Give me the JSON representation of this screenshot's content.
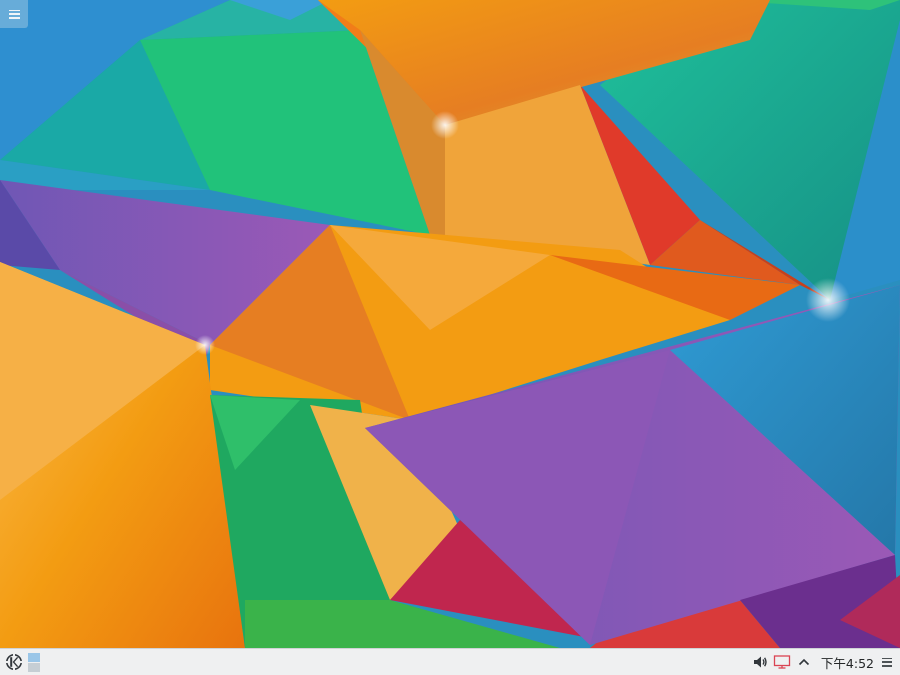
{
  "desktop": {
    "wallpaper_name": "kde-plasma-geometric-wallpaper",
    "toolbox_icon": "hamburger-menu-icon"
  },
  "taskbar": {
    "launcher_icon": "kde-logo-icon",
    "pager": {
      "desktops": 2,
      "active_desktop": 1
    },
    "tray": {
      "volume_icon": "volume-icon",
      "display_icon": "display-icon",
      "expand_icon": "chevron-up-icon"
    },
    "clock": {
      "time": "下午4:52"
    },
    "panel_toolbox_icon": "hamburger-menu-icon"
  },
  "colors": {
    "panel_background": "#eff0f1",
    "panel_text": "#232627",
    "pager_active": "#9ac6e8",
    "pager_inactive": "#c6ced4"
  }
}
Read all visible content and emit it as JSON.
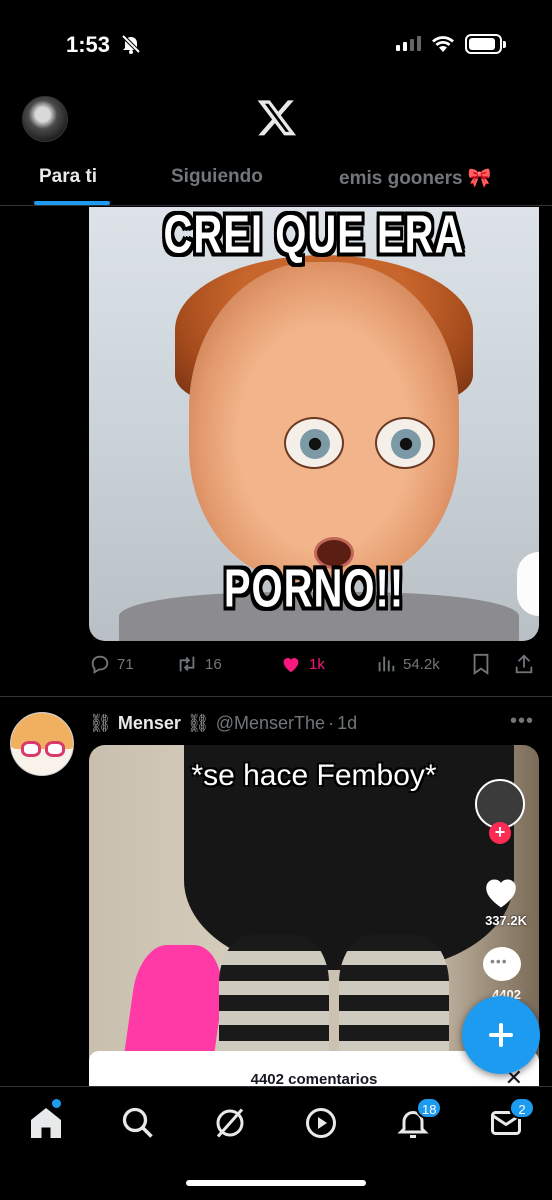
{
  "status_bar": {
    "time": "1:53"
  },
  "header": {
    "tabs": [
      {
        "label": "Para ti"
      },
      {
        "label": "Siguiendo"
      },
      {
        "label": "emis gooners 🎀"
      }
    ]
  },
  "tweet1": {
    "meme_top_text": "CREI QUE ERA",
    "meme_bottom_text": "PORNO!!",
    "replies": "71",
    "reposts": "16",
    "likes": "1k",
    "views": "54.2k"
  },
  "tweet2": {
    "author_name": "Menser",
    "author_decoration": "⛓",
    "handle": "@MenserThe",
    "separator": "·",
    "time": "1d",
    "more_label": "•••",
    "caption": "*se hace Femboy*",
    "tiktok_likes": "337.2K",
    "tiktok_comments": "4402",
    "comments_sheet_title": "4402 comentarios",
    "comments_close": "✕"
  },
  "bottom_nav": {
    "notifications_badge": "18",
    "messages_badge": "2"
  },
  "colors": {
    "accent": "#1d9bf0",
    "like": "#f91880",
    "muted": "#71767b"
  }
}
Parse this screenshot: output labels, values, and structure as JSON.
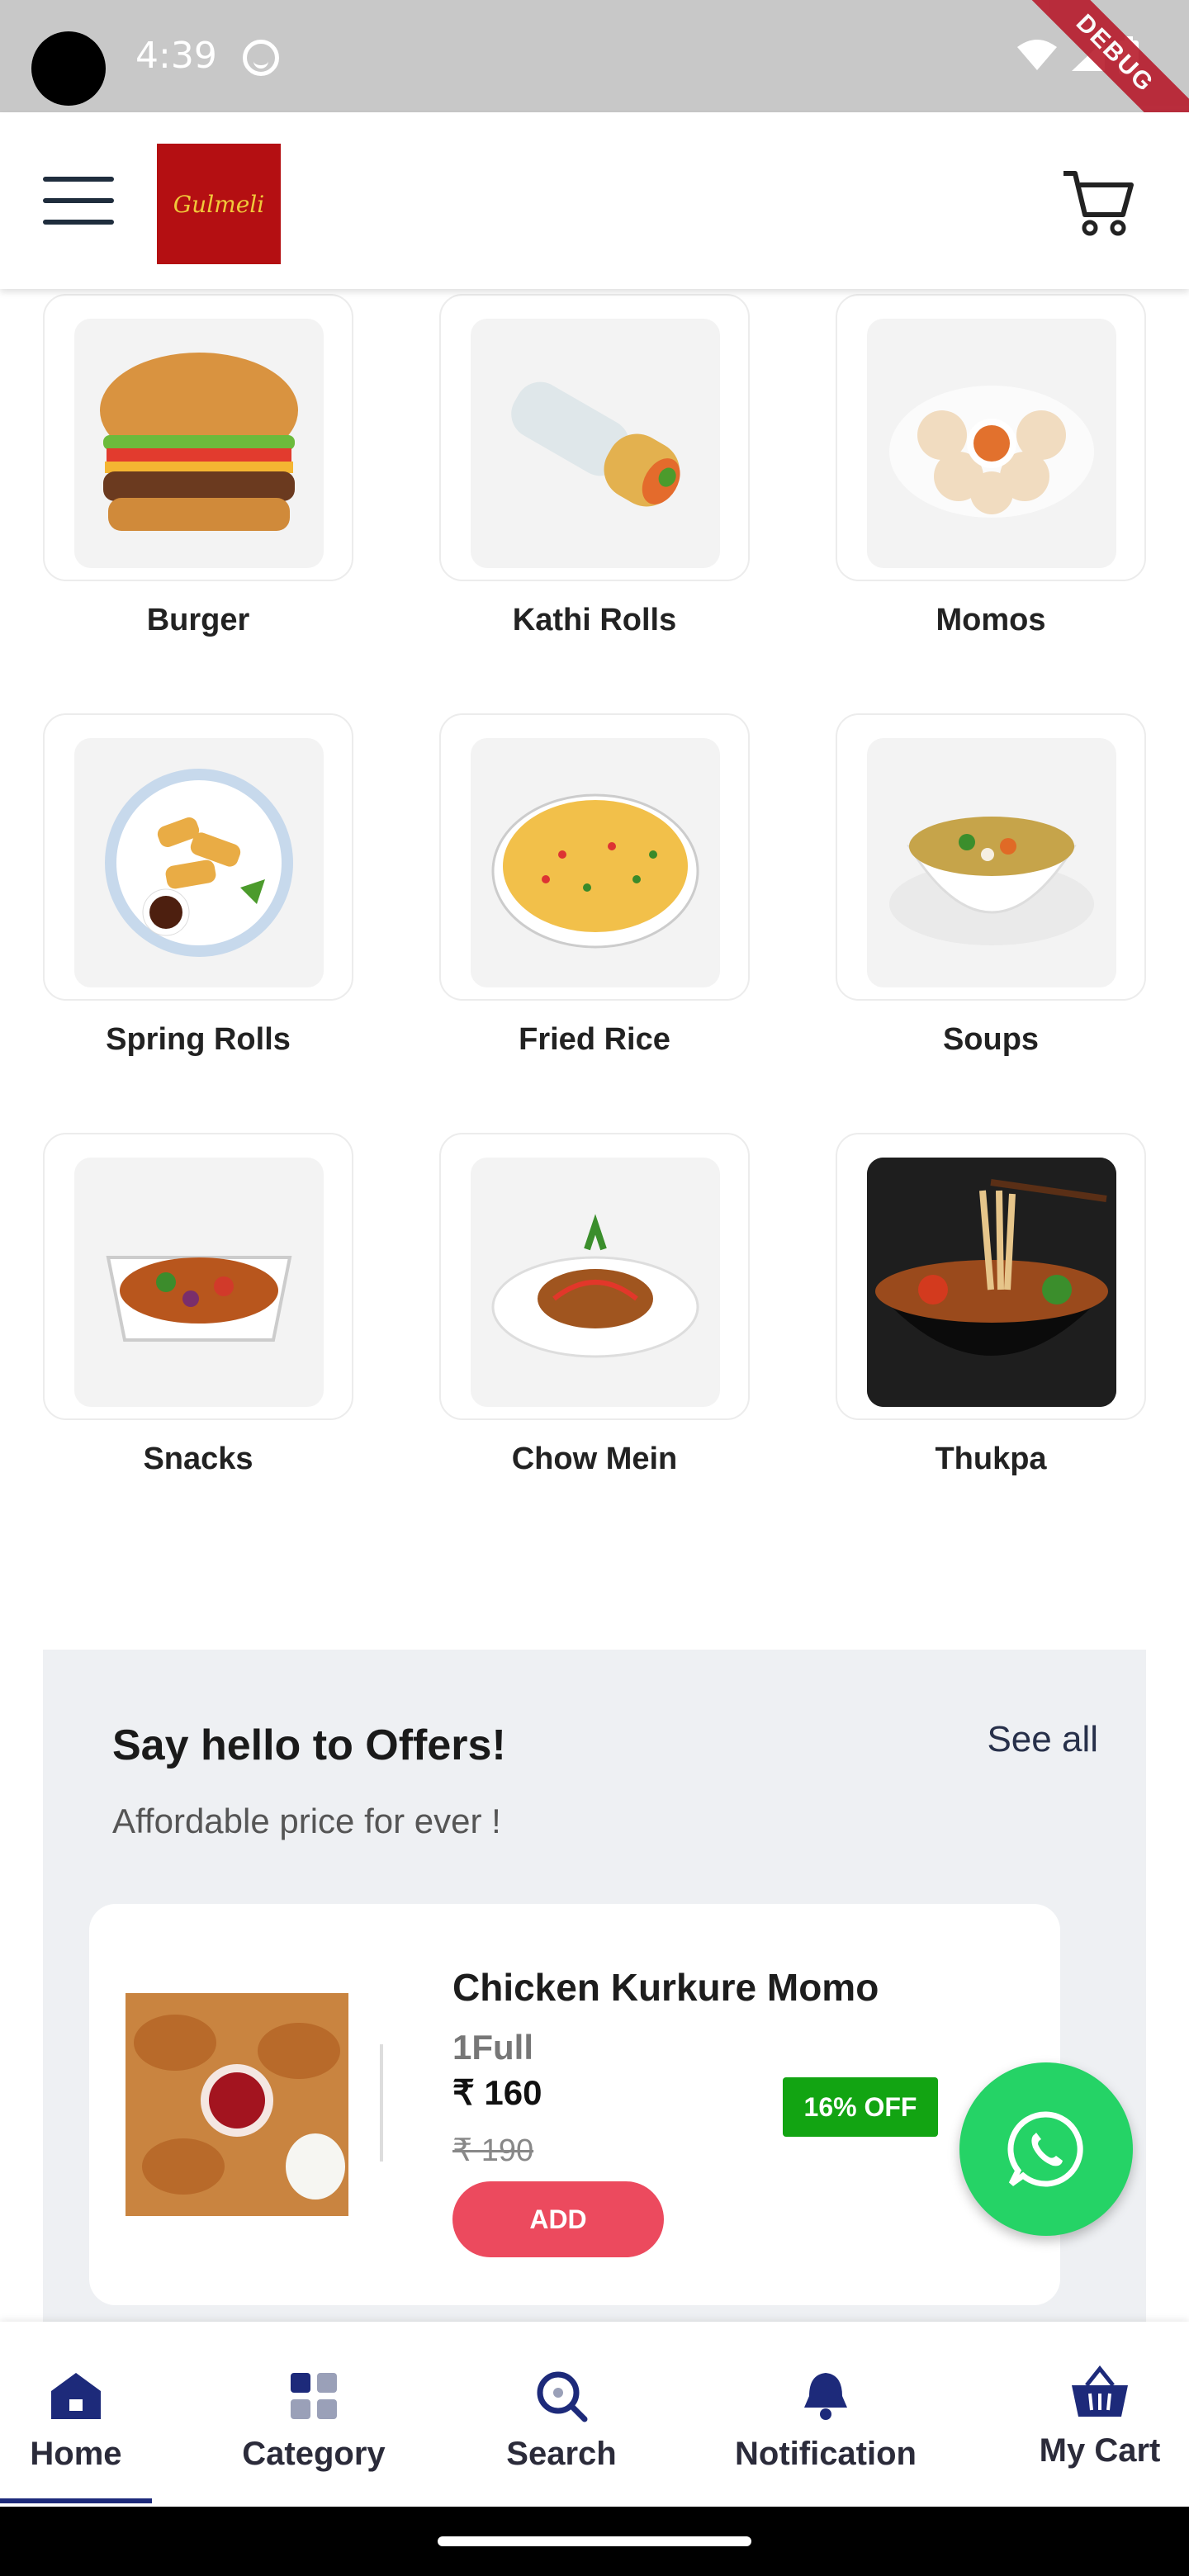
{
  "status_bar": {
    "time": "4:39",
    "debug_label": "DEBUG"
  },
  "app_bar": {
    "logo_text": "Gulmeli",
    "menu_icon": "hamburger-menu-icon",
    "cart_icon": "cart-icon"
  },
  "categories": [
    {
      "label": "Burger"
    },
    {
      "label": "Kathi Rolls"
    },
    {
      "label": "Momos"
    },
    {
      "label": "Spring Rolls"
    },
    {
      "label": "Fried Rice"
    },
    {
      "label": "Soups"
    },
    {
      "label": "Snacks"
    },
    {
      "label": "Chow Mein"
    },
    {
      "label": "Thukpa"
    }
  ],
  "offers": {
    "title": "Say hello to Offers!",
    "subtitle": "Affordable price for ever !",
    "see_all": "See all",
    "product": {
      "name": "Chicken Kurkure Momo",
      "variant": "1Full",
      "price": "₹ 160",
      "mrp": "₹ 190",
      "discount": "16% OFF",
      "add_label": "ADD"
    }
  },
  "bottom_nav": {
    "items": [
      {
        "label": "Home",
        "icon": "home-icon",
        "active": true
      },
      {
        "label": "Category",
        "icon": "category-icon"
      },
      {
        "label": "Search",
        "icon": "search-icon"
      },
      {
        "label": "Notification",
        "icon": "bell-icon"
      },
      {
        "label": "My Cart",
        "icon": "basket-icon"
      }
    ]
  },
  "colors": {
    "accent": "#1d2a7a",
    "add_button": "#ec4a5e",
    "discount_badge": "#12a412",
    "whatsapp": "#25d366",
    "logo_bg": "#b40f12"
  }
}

=======

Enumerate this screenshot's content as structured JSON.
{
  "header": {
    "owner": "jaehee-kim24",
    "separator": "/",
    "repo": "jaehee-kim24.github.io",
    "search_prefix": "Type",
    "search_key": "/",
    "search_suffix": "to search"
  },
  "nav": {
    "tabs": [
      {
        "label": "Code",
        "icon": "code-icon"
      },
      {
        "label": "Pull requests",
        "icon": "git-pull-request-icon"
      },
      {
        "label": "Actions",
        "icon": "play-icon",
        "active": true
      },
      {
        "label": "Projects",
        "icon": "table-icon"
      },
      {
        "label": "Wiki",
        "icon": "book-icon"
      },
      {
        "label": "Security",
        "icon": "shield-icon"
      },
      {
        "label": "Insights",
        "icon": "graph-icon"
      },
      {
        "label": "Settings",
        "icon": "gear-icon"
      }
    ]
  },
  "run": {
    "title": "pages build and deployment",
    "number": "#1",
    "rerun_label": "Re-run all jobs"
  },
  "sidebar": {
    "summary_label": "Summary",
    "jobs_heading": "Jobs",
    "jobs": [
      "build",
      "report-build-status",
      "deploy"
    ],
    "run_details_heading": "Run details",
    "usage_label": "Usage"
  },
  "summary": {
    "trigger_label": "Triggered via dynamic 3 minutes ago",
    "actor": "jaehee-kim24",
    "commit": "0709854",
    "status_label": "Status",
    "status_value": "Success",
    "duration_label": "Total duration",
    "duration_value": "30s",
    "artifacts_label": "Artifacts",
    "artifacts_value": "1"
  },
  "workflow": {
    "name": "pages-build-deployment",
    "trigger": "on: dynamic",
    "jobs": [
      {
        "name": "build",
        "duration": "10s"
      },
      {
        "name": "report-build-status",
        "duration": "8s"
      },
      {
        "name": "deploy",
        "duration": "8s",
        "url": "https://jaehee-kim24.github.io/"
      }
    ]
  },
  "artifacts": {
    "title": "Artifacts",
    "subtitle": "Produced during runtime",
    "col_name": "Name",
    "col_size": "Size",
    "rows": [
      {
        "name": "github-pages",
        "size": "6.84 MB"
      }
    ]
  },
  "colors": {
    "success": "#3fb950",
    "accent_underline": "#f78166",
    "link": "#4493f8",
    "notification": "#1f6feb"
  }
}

=======

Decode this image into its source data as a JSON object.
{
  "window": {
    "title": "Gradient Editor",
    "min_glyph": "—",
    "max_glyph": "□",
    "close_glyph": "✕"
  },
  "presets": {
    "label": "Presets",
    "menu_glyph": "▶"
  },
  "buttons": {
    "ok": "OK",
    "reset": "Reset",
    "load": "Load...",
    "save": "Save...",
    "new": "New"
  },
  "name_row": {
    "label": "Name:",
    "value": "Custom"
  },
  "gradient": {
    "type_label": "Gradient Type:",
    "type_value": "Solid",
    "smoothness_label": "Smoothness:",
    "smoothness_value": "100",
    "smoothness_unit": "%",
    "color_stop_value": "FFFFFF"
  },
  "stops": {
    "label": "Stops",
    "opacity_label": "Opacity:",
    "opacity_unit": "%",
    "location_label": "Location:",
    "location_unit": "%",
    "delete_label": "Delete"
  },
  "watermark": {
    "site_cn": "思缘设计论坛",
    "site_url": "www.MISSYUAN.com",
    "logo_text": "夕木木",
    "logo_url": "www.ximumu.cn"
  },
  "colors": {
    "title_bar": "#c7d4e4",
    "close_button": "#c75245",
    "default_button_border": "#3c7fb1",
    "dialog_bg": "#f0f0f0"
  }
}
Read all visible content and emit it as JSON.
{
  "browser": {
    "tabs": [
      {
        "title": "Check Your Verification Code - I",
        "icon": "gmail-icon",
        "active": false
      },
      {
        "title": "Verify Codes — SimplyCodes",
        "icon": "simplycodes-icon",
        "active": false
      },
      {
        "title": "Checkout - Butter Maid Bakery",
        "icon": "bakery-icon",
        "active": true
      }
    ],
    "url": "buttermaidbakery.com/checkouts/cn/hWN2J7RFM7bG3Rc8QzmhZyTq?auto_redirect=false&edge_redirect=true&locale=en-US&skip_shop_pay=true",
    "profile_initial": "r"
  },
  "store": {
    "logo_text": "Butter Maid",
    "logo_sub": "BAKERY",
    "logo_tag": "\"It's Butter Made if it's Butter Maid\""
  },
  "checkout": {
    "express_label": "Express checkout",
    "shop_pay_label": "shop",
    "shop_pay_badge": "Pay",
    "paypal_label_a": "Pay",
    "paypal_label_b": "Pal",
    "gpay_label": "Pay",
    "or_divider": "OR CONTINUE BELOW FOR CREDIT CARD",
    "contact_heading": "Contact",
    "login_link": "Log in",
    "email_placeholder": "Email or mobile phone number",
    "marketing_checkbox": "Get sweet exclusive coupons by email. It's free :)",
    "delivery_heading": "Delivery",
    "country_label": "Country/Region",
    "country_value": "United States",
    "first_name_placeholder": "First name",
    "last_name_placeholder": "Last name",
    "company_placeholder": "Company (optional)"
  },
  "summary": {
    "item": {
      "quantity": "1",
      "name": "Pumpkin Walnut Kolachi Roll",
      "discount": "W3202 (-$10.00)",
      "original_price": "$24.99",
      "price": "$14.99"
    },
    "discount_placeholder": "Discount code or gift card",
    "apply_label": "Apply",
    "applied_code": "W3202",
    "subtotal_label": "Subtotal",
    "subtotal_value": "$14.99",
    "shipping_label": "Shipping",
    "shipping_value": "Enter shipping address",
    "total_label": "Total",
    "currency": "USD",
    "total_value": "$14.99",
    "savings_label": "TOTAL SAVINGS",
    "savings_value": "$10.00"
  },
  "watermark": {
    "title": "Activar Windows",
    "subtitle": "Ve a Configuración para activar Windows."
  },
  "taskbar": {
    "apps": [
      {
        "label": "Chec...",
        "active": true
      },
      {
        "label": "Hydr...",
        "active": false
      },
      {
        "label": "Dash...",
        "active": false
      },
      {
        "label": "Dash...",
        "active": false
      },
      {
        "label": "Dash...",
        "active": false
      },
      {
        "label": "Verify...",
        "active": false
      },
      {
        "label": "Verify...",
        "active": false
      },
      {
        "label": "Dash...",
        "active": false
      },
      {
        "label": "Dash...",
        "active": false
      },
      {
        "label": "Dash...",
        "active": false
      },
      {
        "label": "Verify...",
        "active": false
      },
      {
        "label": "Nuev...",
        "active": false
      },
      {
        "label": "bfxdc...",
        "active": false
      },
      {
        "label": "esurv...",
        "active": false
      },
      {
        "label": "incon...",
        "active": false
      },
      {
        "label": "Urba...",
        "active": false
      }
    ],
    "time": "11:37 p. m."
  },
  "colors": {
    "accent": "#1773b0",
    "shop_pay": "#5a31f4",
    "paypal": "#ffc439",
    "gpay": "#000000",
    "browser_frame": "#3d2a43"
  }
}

=======

WHAT IS ASKED
Single out each line of the records above with the string "hamburger" in it, and copy it.

RESULT OF THE TASK
    "toolbox_icon": "hamburger-menu-icon"
    "panel_toolbox_icon": "hamburger-menu-icon"
    "menu_icon": "hamburger-menu-icon",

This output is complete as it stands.